(begin)

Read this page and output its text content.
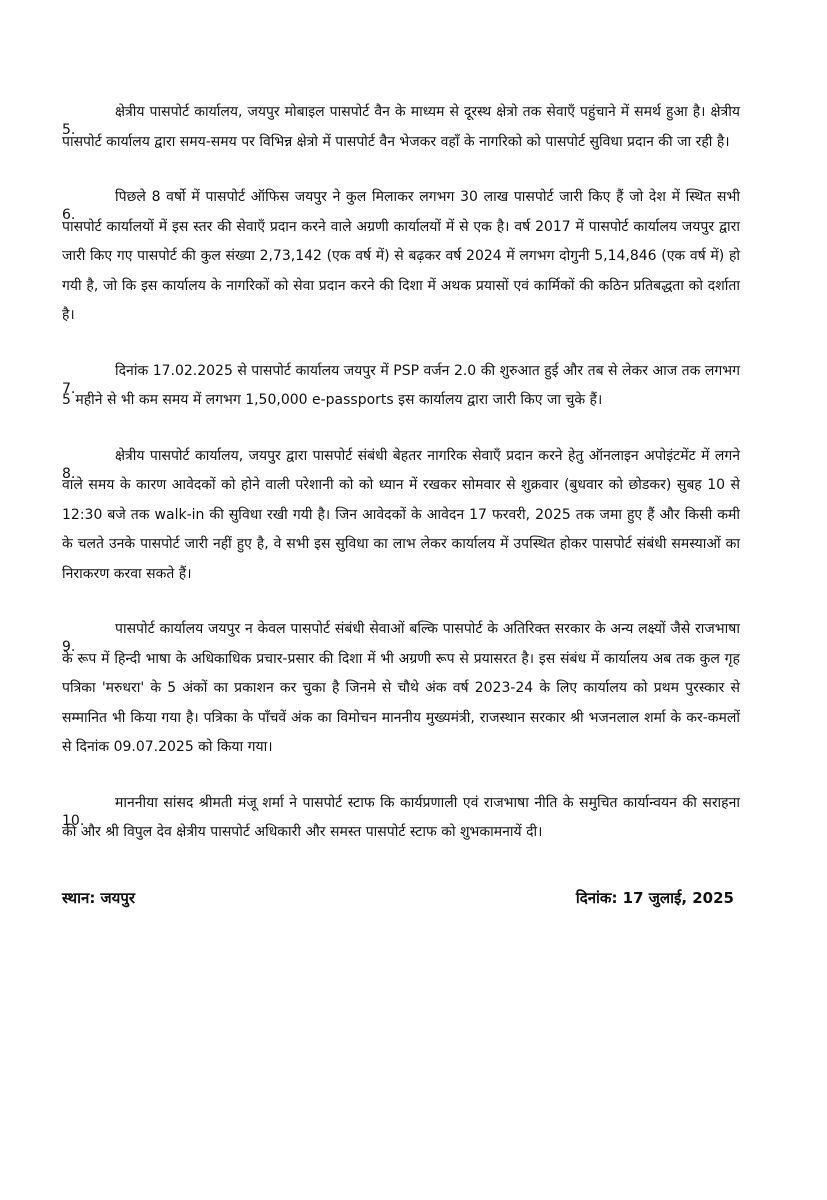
5.
क्षेत्रीय पासपोर्ट कार्यालय, जयपुर मोबाइल पासपोर्ट वैन के माध्यम से दूरस्थ क्षेत्रो तक सेवाएँ पहुंचाने में समर्थ हुआ है। क्षेत्रीय पासपोर्ट कार्यालय द्वारा समय-समय पर विभिन्न क्षेत्रो में पासपोर्ट वैन भेजकर वहाँ के नागरिको को पासपोर्ट सुविधा प्रदान की जा रही है।

6.
पिछले 8 वर्षो में पासपोर्ट ऑफिस जयपुर ने कुल मिलाकर लगभग 30 लाख पासपोर्ट जारी किए हैं जो देश में स्थित सभी पासपोर्ट कार्यालयों में इस स्तर की सेवाएँ प्रदान करने वाले अग्रणी कार्यालयों में से एक है। वर्ष 2017 में पासपोर्ट कार्यालय जयपुर द्वारा जारी किए गए पासपोर्ट की कुल संख्या 2,73,142 (एक वर्ष में) से बढ़कर वर्ष 2024 में लगभग दोगुनी 5,14,846 (एक वर्ष में) हो गयी है, जो कि इस कार्यालय के नागरिकों को सेवा प्रदान करने की दिशा में अथक प्रयासों एवं कार्मिकों की कठिन प्रतिबद्धता को दर्शाता है।

7.
दिनांक 17.02.2025 से पासपोर्ट कार्यालय जयपुर में PSP वर्जन 2.0 की शुरुआत हुई और तब से लेकर आज तक लगभग 5 महीने से भी कम समय में लगभग 1,50,000 e-passports इस कार्यालय द्वारा जारी किए जा चुके हैं।

8.
क्षेत्रीय पासपोर्ट कार्यालय, जयपुर द्वारा पासपोर्ट संबंधी बेहतर नागरिक सेवाएँ प्रदान करने हेतु ऑनलाइन अपोइंटमेंट में लगने वाले समय के कारण आवेदकों को होने वाली परेशानी को को ध्यान में रखकर सोमवार से शुक्रवार (बुधवार को छोडकर) सुबह 10 से 12:30 बजे तक walk-in की सुविधा रखी गयी है। जिन आवेदकों के आवेदन 17 फरवरी, 2025 तक जमा हुए हैं और किसी कमी के चलते उनके पासपोर्ट जारी नहीं हुए है, वे सभी इस सुविधा का लाभ लेकर कार्यालय में उपस्थित होकर पासपोर्ट संबंधी समस्याओं का निराकरण करवा सकते हैं।

9.
पासपोर्ट कार्यालय जयपुर न केवल पासपोर्ट संबंधी सेवाओं बल्कि पासपोर्ट के अतिरिक्त सरकार के अन्य लक्ष्यों जैसे राजभाषा के रूप में हिन्दी भाषा के अधिकाधिक प्रचार-प्रसार की दिशा में भी अग्रणी रूप से प्रयासरत है। इस संबंध में कार्यालय अब तक कुल गृह पत्रिका 'मरुधरा' के 5 अंकों का प्रकाशन कर चुका है जिनमे से चौथे अंक वर्ष 2023-24 के लिए कार्यालय को प्रथम पुरस्कार से सम्मानित भी किया गया है। पत्रिका के पाँचवें अंक का विमोचन माननीय मुख्यमंत्री, राजस्थान सरकार श्री भजनलाल शर्मा के कर-कमलों से दिनांक 09.07.2025 को किया गया।

10.
माननीया सांसद श्रीमती मंजू शर्मा ने पासपोर्ट स्टाफ कि कार्यप्रणाली एवं राजभाषा नीति के समुचित कार्यान्वयन की सराहना की और श्री विपुल देव क्षेत्रीय पासपोर्ट अधिकारी और समस्त पासपोर्ट स्टाफ को शुभकामनायें दी।

स्थान: जयपुर	दिनांक: 17 जुलाई, 2025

(end)

Copy the listing over exactly, skipping the pictures it holds.

Read this page and output its text content.
5.
क्षेत्रीय पासपोर्ट कार्यालय, जयपुर मोबाइल पासपोर्ट वैन के माध्यम से दूरस्थ क्षेत्रो तक सेवाएँ पहुंचाने में समर्थ हुआ है। क्षेत्रीय पासपोर्ट कार्यालय द्वारा समय-समय पर विभिन्न क्षेत्रो में पासपोर्ट वैन भेजकर वहाँ के नागरिको को पासपोर्ट सुविधा प्रदान की जा रही है।

6.
पिछले 8 वर्षो में पासपोर्ट ऑफिस जयपुर ने कुल मिलाकर लगभग 30 लाख पासपोर्ट जारी किए हैं जो देश में स्थित सभी पासपोर्ट कार्यालयों में इस स्तर की सेवाएँ प्रदान करने वाले अग्रणी कार्यालयों में से एक है। वर्ष 2017 में पासपोर्ट कार्यालय जयपुर द्वारा जारी किए गए पासपोर्ट की कुल संख्या 2,73,142 (एक वर्ष में) से बढ़कर वर्ष 2024 में लगभग दोगुनी 5,14,846 (एक वर्ष में) हो गयी है, जो कि इस कार्यालय के नागरिकों को सेवा प्रदान करने की दिशा में अथक प्रयासों एवं कार्मिकों की कठिन प्रतिबद्धता को दर्शाता है।

7.
दिनांक 17.02.2025 से पासपोर्ट कार्यालय जयपुर में PSP वर्जन 2.0 की शुरुआत हुई और तब से लेकर आज तक लगभग 5 महीने से भी कम समय में लगभग 1,50,000 e-passports इस कार्यालय द्वारा जारी किए जा चुके हैं।

8.
क्षेत्रीय पासपोर्ट कार्यालय, जयपुर द्वारा पासपोर्ट संबंधी बेहतर नागरिक सेवाएँ प्रदान करने हेतु ऑनलाइन अपोइंटमेंट में लगने वाले समय के कारण आवेदकों को होने वाली परेशानी को को ध्यान में रखकर सोमवार से शुक्रवार (बुधवार को छोडकर) सुबह 10 से 12:30 बजे तक walk-in की सुविधा रखी गयी है। जिन आवेदकों के आवेदन 17 फरवरी, 2025 तक जमा हुए हैं और किसी कमी के चलते उनके पासपोर्ट जारी नहीं हुए है, वे सभी इस सुविधा का लाभ लेकर कार्यालय में उपस्थित होकर पासपोर्ट संबंधी समस्याओं का निराकरण करवा सकते हैं।

9.
पासपोर्ट कार्यालय जयपुर न केवल पासपोर्ट संबंधी सेवाओं बल्कि पासपोर्ट के अतिरिक्त सरकार के अन्य लक्ष्यों जैसे राजभाषा के रूप में हिन्दी भाषा के अधिकाधिक प्रचार-प्रसार की दिशा में भी अग्रणी रूप से प्रयासरत है। इस संबंध में कार्यालय अब तक कुल गृह पत्रिका 'मरुधरा' के 5 अंकों का प्रकाशन कर चुका है जिनमे से चौथे अंक वर्ष 2023-24 के लिए कार्यालय को प्रथम पुरस्कार से सम्मानित भी किया गया है। पत्रिका के पाँचवें अंक का विमोचन माननीय मुख्यमंत्री, राजस्थान सरकार श्री भजनलाल शर्मा के कर-कमलों से दिनांक 09.07.2025 को किया गया।

10.
माननीया सांसद श्रीमती मंजू शर्मा ने पासपोर्ट स्टाफ कि कार्यप्रणाली एवं राजभाषा नीति के समुचित कार्यान्वयन की सराहना की और श्री विपुल देव क्षेत्रीय पासपोर्ट अधिकारी और समस्त पासपोर्ट स्टाफ को शुभकामनायें दी।

स्थान: जयपुर	दिनांक: 17 जुलाई, 2025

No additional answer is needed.